Material supplied.
Start of Block
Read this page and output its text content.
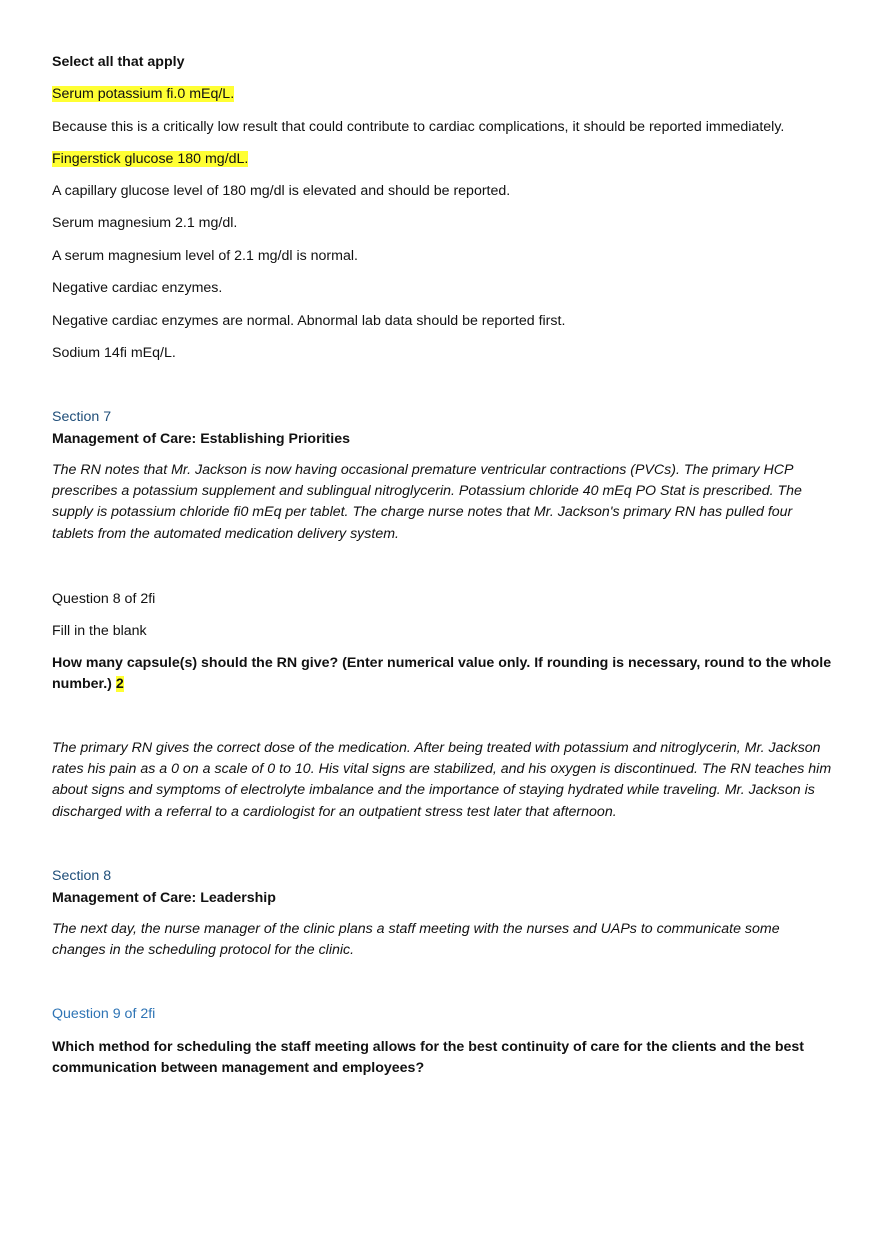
Select all that apply
Serum potassium fi.0 mEq/L.
Because this is a critically low result that could contribute to cardiac complications, it should be reported immediately.
Fingerstick glucose 180 mg/dL.
A capillary glucose level of 180 mg/dl is elevated and should be reported.
Serum magnesium 2.1 mg/dl.
A serum magnesium level of 2.1 mg/dl is normal.
Negative cardiac enzymes.
Negative cardiac enzymes are normal. Abnormal lab data should be reported first.
Sodium 14fi mEq/L.
Section 7
Management of Care: Establishing Priorities
The RN notes that Mr. Jackson is now having occasional premature ventricular contractions (PVCs). The primary HCP prescribes a potassium supplement and sublingual nitroglycerin. Potassium chloride 40 mEq PO Stat is prescribed. The supply is potassium chloride fi0 mEq per tablet. The charge nurse notes that Mr. Jackson's primary RN has pulled four tablets from the automated medication delivery system.
Question 8 of 2fi
Fill in the blank
How many capsule(s) should the RN give? (Enter numerical value only. If rounding is necessary, round to the whole number.) 2
The primary RN gives the correct dose of the medication. After being treated with potassium and nitroglycerin, Mr. Jackson rates his pain as a 0 on a scale of 0 to 10. His vital signs are stabilized, and his oxygen is discontinued. The RN teaches him about signs and symptoms of electrolyte imbalance and the importance of staying hydrated while traveling. Mr. Jackson is discharged with a referral to a cardiologist for an outpatient stress test later that afternoon.
Section 8
Management of Care: Leadership
The next day, the nurse manager of the clinic plans a staff meeting with the nurses and UAPs to communicate some changes in the scheduling protocol for the clinic.
Question 9 of 2fi
Which method for scheduling the staff meeting allows for the best continuity of care for the clients and the best communication between management and employees?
End of Block
What to work on.
Print, word for word, every entry shown above; the pictures stay out.

Reply.
Read this page and output its text content.
Select all that apply
Serum potassium fi.0 mEq/L.
Because this is a critically low result that could contribute to cardiac complications, it should be reported immediately.
Fingerstick glucose 180 mg/dL.
A capillary glucose level of 180 mg/dl is elevated and should be reported.
Serum magnesium 2.1 mg/dl.
A serum magnesium level of 2.1 mg/dl is normal.
Negative cardiac enzymes.
Negative cardiac enzymes are normal. Abnormal lab data should be reported first.
Sodium 14fi mEq/L.
Section 7
Management of Care: Establishing Priorities
The RN notes that Mr. Jackson is now having occasional premature ventricular contractions (PVCs). The primary HCP prescribes a potassium supplement and sublingual nitroglycerin. Potassium chloride 40 mEq PO Stat is prescribed. The supply is potassium chloride fi0 mEq per tablet. The charge nurse notes that Mr. Jackson's primary RN has pulled four tablets from the automated medication delivery system.
Question 8 of 2fi
Fill in the blank
How many capsule(s) should the RN give? (Enter numerical value only. If rounding is necessary, round to the whole number.) 2
The primary RN gives the correct dose of the medication. After being treated with potassium and nitroglycerin, Mr. Jackson rates his pain as a 0 on a scale of 0 to 10. His vital signs are stabilized, and his oxygen is discontinued. The RN teaches him about signs and symptoms of electrolyte imbalance and the importance of staying hydrated while traveling. Mr. Jackson is discharged with a referral to a cardiologist for an outpatient stress test later that afternoon.
Section 8
Management of Care: Leadership
The next day, the nurse manager of the clinic plans a staff meeting with the nurses and UAPs to communicate some changes in the scheduling protocol for the clinic.
Question 9 of 2fi
Which method for scheduling the staff meeting allows for the best continuity of care for the clients and the best communication between management and employees?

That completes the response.